The problem: Write out each line in which the string "subject" is present.

Figure dataset records:
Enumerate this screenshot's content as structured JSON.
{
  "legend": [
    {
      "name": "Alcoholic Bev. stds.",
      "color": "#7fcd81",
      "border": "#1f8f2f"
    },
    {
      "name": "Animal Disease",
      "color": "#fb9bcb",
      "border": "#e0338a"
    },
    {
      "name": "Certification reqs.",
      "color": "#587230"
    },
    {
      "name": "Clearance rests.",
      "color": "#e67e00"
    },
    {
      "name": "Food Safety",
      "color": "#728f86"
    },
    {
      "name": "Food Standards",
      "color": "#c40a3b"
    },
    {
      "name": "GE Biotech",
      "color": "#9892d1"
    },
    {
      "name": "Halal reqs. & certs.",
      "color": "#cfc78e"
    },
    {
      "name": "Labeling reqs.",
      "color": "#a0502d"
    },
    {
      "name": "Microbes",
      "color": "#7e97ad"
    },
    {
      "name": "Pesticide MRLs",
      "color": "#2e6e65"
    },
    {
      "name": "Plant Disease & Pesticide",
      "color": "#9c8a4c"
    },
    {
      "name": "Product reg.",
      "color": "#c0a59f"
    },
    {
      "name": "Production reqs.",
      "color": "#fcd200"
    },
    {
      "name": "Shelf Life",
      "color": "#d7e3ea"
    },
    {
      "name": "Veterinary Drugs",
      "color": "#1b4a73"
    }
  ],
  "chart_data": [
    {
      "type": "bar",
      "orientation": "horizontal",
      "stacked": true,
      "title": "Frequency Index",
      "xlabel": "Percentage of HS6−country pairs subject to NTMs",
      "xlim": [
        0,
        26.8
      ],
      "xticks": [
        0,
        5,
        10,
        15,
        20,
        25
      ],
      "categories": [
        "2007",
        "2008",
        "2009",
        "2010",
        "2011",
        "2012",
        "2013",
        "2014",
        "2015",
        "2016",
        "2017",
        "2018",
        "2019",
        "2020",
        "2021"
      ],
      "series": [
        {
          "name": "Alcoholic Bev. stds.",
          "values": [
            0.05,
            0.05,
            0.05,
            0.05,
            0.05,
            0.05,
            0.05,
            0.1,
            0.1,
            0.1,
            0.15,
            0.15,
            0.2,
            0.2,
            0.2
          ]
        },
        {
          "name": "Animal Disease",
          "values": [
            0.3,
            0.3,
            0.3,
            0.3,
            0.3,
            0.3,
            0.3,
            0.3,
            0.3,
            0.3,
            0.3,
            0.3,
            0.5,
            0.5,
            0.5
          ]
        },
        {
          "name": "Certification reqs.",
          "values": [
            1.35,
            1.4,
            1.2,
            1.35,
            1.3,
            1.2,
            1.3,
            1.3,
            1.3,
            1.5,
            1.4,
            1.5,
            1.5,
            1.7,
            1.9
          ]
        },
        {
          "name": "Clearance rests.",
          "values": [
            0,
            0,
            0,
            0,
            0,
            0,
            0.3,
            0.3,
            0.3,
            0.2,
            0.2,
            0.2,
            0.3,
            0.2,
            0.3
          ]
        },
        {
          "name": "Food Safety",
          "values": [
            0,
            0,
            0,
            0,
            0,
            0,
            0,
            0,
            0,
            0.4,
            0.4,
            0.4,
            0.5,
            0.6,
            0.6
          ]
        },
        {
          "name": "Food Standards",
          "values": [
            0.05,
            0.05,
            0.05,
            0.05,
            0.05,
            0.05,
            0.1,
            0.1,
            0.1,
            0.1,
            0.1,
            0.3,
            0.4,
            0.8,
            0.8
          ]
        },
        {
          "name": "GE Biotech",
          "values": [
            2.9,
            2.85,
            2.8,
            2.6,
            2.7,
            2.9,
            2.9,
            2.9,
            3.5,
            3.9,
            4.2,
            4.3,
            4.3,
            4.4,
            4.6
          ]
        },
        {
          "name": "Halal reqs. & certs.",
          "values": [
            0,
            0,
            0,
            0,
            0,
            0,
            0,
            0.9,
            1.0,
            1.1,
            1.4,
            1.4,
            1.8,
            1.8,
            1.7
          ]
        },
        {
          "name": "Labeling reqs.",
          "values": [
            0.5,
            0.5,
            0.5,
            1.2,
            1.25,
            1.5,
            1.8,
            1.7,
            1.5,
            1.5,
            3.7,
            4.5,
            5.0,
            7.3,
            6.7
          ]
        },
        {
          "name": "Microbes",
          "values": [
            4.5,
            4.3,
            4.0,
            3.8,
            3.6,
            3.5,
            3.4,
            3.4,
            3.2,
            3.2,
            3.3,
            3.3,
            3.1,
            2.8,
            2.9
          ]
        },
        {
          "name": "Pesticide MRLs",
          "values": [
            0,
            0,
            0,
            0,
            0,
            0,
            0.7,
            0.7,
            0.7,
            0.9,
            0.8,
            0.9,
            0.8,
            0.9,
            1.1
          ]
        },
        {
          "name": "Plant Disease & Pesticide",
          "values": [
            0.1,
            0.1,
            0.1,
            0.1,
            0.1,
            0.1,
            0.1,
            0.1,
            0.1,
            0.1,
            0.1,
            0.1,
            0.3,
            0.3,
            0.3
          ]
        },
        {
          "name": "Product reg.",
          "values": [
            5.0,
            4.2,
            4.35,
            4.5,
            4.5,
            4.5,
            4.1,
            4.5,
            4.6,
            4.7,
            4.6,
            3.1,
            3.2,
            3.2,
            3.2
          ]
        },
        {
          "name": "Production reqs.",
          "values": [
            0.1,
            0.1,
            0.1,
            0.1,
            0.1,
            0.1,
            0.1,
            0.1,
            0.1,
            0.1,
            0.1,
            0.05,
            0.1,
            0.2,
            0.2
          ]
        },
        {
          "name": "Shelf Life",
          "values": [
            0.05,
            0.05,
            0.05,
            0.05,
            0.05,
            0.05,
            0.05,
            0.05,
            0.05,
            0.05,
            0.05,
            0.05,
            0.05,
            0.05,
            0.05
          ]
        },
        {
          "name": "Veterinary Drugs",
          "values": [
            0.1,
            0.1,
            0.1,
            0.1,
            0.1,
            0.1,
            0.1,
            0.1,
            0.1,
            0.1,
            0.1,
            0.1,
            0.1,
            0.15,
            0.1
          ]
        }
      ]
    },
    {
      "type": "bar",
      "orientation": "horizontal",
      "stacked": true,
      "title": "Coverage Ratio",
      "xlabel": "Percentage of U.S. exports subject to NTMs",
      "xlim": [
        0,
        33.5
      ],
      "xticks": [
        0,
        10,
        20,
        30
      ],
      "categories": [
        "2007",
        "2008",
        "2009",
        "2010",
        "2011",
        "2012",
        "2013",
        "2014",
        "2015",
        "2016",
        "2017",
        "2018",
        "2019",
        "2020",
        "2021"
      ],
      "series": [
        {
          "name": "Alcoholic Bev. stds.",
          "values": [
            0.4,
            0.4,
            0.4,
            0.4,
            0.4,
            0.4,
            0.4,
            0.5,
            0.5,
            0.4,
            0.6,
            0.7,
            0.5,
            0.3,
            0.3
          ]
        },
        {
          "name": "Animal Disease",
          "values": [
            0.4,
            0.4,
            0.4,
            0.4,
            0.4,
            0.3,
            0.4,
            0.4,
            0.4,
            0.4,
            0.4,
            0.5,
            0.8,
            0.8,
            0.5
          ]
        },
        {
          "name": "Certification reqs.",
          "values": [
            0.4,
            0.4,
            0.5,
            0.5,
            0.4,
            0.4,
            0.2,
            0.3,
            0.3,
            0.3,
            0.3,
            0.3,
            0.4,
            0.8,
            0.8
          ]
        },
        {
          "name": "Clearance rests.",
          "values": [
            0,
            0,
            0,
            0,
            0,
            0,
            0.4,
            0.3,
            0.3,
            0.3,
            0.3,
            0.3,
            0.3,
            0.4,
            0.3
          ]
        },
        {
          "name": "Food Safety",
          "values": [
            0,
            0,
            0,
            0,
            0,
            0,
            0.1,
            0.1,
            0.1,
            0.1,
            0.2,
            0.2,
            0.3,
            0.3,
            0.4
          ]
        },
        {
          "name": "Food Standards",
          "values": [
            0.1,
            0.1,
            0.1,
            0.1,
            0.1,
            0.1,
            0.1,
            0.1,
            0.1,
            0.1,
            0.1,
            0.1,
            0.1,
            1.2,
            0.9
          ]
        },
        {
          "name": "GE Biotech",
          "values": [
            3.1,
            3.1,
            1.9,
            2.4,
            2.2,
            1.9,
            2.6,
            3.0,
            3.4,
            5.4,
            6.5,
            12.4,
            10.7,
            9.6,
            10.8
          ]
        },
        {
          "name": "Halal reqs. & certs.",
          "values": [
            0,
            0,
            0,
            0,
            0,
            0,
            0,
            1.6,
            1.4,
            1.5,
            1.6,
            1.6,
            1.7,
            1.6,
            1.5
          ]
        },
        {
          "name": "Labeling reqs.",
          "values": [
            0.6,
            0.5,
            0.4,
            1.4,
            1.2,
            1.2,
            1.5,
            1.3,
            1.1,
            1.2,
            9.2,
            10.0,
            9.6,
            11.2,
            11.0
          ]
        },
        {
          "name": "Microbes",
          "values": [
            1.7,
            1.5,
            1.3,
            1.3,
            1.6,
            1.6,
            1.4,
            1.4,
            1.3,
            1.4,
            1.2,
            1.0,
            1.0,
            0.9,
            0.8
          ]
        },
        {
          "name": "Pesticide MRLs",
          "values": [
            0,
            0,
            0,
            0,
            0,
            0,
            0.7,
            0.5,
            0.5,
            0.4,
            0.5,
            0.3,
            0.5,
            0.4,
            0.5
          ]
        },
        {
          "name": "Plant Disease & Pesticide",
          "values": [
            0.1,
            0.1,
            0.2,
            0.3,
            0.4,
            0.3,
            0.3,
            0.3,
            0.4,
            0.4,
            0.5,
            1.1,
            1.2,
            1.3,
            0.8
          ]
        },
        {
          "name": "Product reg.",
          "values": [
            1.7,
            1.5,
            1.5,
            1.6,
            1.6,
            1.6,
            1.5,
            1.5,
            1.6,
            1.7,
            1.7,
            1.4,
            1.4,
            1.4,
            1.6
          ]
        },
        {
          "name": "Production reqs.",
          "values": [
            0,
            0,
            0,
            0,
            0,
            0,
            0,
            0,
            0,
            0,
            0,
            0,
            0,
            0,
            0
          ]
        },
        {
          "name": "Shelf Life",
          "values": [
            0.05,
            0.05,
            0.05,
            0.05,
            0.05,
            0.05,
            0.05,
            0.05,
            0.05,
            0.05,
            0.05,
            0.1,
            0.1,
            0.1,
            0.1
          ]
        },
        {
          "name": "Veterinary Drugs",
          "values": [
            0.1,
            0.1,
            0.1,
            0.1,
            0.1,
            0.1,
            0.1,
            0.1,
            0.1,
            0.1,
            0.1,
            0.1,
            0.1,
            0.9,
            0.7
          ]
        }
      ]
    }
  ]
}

Problem solution:
      "xlabel": "Percentage of HS6−country pairs subject to NTMs",
      "xlabel": "Percentage of U.S. exports subject to NTMs",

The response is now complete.